§ **DATA SUPPLIED**:
==*==
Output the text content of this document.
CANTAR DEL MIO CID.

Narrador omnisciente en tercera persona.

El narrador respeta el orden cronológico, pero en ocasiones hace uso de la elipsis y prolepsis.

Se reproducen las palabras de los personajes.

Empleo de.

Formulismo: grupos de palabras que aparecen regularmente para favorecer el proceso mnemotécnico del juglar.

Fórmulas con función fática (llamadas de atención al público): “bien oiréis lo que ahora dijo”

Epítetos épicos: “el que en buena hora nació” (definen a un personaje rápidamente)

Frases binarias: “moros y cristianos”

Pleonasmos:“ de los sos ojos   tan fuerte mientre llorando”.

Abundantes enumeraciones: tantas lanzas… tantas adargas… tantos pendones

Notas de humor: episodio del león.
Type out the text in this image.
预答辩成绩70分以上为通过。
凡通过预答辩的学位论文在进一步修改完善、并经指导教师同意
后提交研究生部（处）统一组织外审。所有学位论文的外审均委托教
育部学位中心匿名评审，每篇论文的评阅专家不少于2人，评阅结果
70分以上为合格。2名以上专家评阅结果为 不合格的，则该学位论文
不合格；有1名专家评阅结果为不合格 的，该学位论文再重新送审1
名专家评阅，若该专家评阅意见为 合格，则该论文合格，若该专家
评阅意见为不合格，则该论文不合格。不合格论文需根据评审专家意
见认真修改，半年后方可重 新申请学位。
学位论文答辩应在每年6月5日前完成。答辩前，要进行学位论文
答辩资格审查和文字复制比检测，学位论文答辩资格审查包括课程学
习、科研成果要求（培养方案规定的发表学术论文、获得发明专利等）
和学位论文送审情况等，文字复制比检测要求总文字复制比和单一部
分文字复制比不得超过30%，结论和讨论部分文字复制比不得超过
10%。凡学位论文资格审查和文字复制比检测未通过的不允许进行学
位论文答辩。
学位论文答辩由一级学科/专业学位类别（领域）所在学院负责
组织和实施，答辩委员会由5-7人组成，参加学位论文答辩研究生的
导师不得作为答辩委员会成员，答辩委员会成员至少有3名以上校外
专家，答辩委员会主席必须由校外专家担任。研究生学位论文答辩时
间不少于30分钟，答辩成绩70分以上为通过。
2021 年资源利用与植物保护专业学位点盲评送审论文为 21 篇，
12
==*==
§ **WHAT IS REQUIRED**:
Extract every entry above as it appears.

§ **EXPECTED ANSWER**:
Output the text content of this document.
CANTAR DEL MIO CID.

Narrador omnisciente en tercera persona.

El narrador respeta el orden cronológico, pero en ocasiones hace uso de la elipsis y prolepsis.

Se reproducen las palabras de los personajes.

Empleo de.

Formulismo: grupos de palabras que aparecen regularmente para favorecer el proceso mnemotécnico del juglar.

Fórmulas con función fática (llamadas de atención al público): “bien oiréis lo que ahora dijo”

Epítetos épicos: “el que en buena hora nació” (definen a un personaje rápidamente)

Frases binarias: “moros y cristianos”

Pleonasmos:“ de los sos ojos   tan fuerte mientre llorando”.

Abundantes enumeraciones: tantas lanzas… tantas adargas… tantos pendones

Notas de humor: episodio del león.
Type out the text in this image.
预答辩成绩70分以上为通过。
凡通过预答辩的学位论文在进一步修改完善、并经指导教师同意
后提交研究生部（处）统一组织外审。所有学位论文的外审均委托教
育部学位中心匿名评审，每篇论文的评阅专家不少于2人，评阅结果
70分以上为合格。2名以上专家评阅结果为 不合格的，则该学位论文
不合格；有1名专家评阅结果为不合格 的，该学位论文再重新送审1
名专家评阅，若该专家评阅意见为 合格，则该论文合格，若该专家
评阅意见为不合格，则该论文不合格。不合格论文需根据评审专家意
见认真修改，半年后方可重 新申请学位。
学位论文答辩应在每年6月5日前完成。答辩前，要进行学位论文
答辩资格审查和文字复制比检测，学位论文答辩资格审查包括课程学
习、科研成果要求（培养方案规定的发表学术论文、获得发明专利等）
和学位论文送审情况等，文字复制比检测要求总文字复制比和单一部
分文字复制比不得超过30%，结论和讨论部分文字复制比不得超过
10%。凡学位论文资格审查和文字复制比检测未通过的不允许进行学
位论文答辩。
学位论文答辩由一级学科/专业学位类别（领域）所在学院负责
组织和实施，答辩委员会由5-7人组成，参加学位论文答辩研究生的
导师不得作为答辩委员会成员，答辩委员会成员至少有3名以上校外
专家，答辩委员会主席必须由校外专家担任。研究生学位论文答辩时
间不少于30分钟，答辩成绩70分以上为通过。
2021 年资源利用与植物保护专业学位点盲评送审论文为 21 篇，
12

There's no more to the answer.